Given instruction
Copy out the lines below, renaming every "coupon-divider" to "coupon-separator" and leaving everything else untouched.

==== Entries supplied

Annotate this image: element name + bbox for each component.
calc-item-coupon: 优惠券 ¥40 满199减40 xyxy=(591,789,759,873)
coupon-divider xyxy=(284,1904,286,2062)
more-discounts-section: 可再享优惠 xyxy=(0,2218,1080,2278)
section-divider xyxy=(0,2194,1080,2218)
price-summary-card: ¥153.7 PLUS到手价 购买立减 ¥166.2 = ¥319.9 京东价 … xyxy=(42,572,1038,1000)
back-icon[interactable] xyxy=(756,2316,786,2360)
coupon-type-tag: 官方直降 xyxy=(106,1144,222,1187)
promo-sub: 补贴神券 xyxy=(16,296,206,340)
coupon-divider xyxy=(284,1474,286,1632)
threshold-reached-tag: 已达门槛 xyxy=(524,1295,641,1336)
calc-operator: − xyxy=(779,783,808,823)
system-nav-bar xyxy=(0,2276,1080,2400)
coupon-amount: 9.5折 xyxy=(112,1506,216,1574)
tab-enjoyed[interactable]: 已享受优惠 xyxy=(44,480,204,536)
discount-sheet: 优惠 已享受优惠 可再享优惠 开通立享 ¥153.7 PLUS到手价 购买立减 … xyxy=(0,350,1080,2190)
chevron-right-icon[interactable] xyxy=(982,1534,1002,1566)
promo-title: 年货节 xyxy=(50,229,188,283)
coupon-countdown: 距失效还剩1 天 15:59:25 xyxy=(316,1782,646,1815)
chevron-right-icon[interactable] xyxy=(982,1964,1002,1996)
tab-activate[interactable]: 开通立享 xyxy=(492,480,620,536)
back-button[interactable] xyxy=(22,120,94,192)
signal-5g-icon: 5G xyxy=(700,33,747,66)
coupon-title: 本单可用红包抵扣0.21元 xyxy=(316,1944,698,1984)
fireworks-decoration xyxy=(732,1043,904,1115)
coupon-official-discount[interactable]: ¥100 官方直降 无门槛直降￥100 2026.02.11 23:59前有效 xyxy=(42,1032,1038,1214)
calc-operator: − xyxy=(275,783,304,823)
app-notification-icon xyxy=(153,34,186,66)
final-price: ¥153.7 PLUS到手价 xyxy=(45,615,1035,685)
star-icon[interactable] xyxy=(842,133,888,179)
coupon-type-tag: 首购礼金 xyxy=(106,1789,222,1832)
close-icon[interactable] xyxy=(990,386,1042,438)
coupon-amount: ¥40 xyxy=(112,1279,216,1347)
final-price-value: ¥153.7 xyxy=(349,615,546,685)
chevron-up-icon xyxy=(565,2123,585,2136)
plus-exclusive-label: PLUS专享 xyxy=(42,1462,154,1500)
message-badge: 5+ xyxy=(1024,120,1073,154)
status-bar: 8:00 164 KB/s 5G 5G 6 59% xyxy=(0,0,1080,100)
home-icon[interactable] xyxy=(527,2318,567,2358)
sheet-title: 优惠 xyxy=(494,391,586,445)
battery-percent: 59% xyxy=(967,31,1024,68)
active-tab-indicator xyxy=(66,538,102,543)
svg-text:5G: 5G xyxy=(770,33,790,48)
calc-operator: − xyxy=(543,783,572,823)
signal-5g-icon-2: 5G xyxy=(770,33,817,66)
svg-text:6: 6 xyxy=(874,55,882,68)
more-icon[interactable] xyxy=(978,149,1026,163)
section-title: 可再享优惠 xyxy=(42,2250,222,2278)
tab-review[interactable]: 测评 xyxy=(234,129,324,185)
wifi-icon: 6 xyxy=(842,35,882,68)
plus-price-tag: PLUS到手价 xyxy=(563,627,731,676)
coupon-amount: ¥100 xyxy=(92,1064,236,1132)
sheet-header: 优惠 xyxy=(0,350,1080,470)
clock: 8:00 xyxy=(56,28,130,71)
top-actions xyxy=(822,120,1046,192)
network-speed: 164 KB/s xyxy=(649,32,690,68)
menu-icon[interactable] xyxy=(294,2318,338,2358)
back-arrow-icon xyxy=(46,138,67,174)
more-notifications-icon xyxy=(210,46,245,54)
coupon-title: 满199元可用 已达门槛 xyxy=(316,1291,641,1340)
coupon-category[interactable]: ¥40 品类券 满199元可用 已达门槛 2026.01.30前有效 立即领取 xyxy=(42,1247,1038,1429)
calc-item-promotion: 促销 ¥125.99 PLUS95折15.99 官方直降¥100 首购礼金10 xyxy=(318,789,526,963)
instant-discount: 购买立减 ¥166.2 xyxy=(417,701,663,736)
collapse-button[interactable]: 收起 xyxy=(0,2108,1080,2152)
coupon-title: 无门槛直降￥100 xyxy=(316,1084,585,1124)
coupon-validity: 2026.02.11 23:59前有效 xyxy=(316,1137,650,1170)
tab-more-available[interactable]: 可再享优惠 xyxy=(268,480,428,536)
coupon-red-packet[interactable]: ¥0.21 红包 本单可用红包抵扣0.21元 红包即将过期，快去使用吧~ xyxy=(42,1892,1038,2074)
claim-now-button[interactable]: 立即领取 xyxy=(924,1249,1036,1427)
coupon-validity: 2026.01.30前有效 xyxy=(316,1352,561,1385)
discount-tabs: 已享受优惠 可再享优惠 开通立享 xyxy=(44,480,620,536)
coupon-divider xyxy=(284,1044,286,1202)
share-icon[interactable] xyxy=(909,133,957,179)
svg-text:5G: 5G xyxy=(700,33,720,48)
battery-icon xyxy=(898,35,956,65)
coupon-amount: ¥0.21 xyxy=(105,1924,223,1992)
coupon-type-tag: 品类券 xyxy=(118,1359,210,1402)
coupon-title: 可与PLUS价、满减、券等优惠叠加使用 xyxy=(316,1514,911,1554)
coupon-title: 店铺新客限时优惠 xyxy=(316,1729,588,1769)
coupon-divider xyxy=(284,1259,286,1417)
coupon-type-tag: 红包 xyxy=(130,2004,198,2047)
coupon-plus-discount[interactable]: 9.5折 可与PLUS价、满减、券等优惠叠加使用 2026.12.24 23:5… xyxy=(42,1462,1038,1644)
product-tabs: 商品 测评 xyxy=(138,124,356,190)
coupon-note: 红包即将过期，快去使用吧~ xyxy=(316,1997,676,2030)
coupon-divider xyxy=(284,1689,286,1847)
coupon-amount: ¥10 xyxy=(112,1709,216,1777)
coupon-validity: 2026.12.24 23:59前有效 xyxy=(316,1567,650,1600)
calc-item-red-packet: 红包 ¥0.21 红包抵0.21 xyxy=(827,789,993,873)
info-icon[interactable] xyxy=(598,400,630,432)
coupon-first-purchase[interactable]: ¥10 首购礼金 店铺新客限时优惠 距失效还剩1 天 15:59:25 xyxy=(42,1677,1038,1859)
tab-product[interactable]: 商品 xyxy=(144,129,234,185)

========

Response for this exercise
Annotate this image: element name + bbox for each component.
calc-item-coupon: 优惠券 ¥40 满199减40 xyxy=(591,789,759,873)
coupon-separator xyxy=(284,1904,286,2062)
more-discounts-section: 可再享优惠 xyxy=(0,2218,1080,2278)
section-divider xyxy=(0,2194,1080,2218)
price-summary-card: ¥153.7 PLUS到手价 购买立减 ¥166.2 = ¥319.9 京东价 … xyxy=(42,572,1038,1000)
back-icon[interactable] xyxy=(756,2316,786,2360)
coupon-type-tag: 官方直降 xyxy=(106,1144,222,1187)
promo-sub: 补贴神券 xyxy=(16,296,206,340)
coupon-separator xyxy=(284,1474,286,1632)
threshold-reached-tag: 已达门槛 xyxy=(524,1295,641,1336)
calc-operator: − xyxy=(779,783,808,823)
system-nav-bar xyxy=(0,2276,1080,2400)
coupon-amount: 9.5折 xyxy=(112,1506,216,1574)
tab-enjoyed[interactable]: 已享受优惠 xyxy=(44,480,204,536)
discount-sheet: 优惠 已享受优惠 可再享优惠 开通立享 ¥153.7 PLUS到手价 购买立减 … xyxy=(0,350,1080,2190)
chevron-right-icon[interactable] xyxy=(982,1534,1002,1566)
promo-title: 年货节 xyxy=(50,229,188,283)
coupon-countdown: 距失效还剩1 天 15:59:25 xyxy=(316,1782,646,1815)
chevron-right-icon[interactable] xyxy=(982,1964,1002,1996)
tab-activate[interactable]: 开通立享 xyxy=(492,480,620,536)
back-button[interactable] xyxy=(22,120,94,192)
signal-5g-icon: 5G xyxy=(700,33,747,66)
coupon-title: 本单可用红包抵扣0.21元 xyxy=(316,1944,698,1984)
fireworks-decoration xyxy=(732,1043,904,1115)
coupon-official-discount[interactable]: ¥100 官方直降 无门槛直降￥100 2026.02.11 23:59前有效 xyxy=(42,1032,1038,1214)
calc-operator: − xyxy=(275,783,304,823)
app-notification-icon xyxy=(153,34,186,66)
final-price: ¥153.7 PLUS到手价 xyxy=(45,615,1035,685)
star-icon[interactable] xyxy=(842,133,888,179)
coupon-type-tag: 首购礼金 xyxy=(106,1789,222,1832)
close-icon[interactable] xyxy=(990,386,1042,438)
coupon-amount: ¥40 xyxy=(112,1279,216,1347)
final-price-value: ¥153.7 xyxy=(349,615,546,685)
chevron-up-icon xyxy=(565,2123,585,2136)
plus-exclusive-label: PLUS专享 xyxy=(42,1462,154,1500)
message-badge: 5+ xyxy=(1024,120,1073,154)
status-bar: 8:00 164 KB/s 5G 5G 6 59% xyxy=(0,0,1080,100)
home-icon[interactable] xyxy=(527,2318,567,2358)
sheet-title: 优惠 xyxy=(494,391,586,445)
battery-percent: 59% xyxy=(967,31,1024,68)
active-tab-indicator xyxy=(66,538,102,543)
svg-text:5G: 5G xyxy=(770,33,790,48)
calc-operator: − xyxy=(543,783,572,823)
signal-5g-icon-2: 5G xyxy=(770,33,817,66)
svg-text:6: 6 xyxy=(874,55,882,68)
more-icon[interactable] xyxy=(978,149,1026,163)
section-title: 可再享优惠 xyxy=(42,2250,222,2278)
tab-review[interactable]: 测评 xyxy=(234,129,324,185)
wifi-icon: 6 xyxy=(842,35,882,68)
plus-price-tag: PLUS到手价 xyxy=(563,627,731,676)
coupon-amount: ¥100 xyxy=(92,1064,236,1132)
sheet-header: 优惠 xyxy=(0,350,1080,470)
clock: 8:00 xyxy=(56,28,130,71)
top-actions xyxy=(822,120,1046,192)
network-speed: 164 KB/s xyxy=(649,32,690,68)
menu-icon[interactable] xyxy=(294,2318,338,2358)
back-arrow-icon xyxy=(46,138,67,174)
more-notifications-icon xyxy=(210,46,245,54)
coupon-title: 满199元可用 已达门槛 xyxy=(316,1291,641,1340)
coupon-category[interactable]: ¥40 品类券 满199元可用 已达门槛 2026.01.30前有效 立即领取 xyxy=(42,1247,1038,1429)
calc-item-promotion: 促销 ¥125.99 PLUS95折15.99 官方直降¥100 首购礼金10 xyxy=(318,789,526,963)
instant-discount: 购买立减 ¥166.2 xyxy=(417,701,663,736)
collapse-button[interactable]: 收起 xyxy=(0,2108,1080,2152)
coupon-title: 无门槛直降￥100 xyxy=(316,1084,585,1124)
coupon-validity: 2026.02.11 23:59前有效 xyxy=(316,1137,650,1170)
tab-more-available[interactable]: 可再享优惠 xyxy=(268,480,428,536)
coupon-red-packet[interactable]: ¥0.21 红包 本单可用红包抵扣0.21元 红包即将过期，快去使用吧~ xyxy=(42,1892,1038,2074)
claim-now-button[interactable]: 立即领取 xyxy=(924,1249,1036,1427)
coupon-validity: 2026.01.30前有效 xyxy=(316,1352,561,1385)
discount-tabs: 已享受优惠 可再享优惠 开通立享 xyxy=(44,480,620,536)
coupon-separator xyxy=(284,1044,286,1202)
share-icon[interactable] xyxy=(909,133,957,179)
svg-text:5G: 5G xyxy=(700,33,720,48)
battery-icon xyxy=(898,35,956,65)
coupon-amount: ¥0.21 xyxy=(105,1924,223,1992)
coupon-type-tag: 品类券 xyxy=(118,1359,210,1402)
coupon-title: 可与PLUS价、满减、券等优惠叠加使用 xyxy=(316,1514,911,1554)
coupon-title: 店铺新客限时优惠 xyxy=(316,1729,588,1769)
coupon-separator xyxy=(284,1259,286,1417)
coupon-type-tag: 红包 xyxy=(130,2004,198,2047)
coupon-plus-discount[interactable]: 9.5折 可与PLUS价、满减、券等优惠叠加使用 2026.12.24 23:5… xyxy=(42,1462,1038,1644)
product-tabs: 商品 测评 xyxy=(138,124,356,190)
coupon-note: 红包即将过期，快去使用吧~ xyxy=(316,1997,676,2030)
coupon-separator xyxy=(284,1689,286,1847)
coupon-amount: ¥10 xyxy=(112,1709,216,1777)
coupon-validity: 2026.12.24 23:59前有效 xyxy=(316,1567,650,1600)
calc-item-red-packet: 红包 ¥0.21 红包抵0.21 xyxy=(827,789,993,873)
info-icon[interactable] xyxy=(598,400,630,432)
coupon-first-purchase[interactable]: ¥10 首购礼金 店铺新客限时优惠 距失效还剩1 天 15:59:25 xyxy=(42,1677,1038,1859)
tab-product[interactable]: 商品 xyxy=(144,129,234,185)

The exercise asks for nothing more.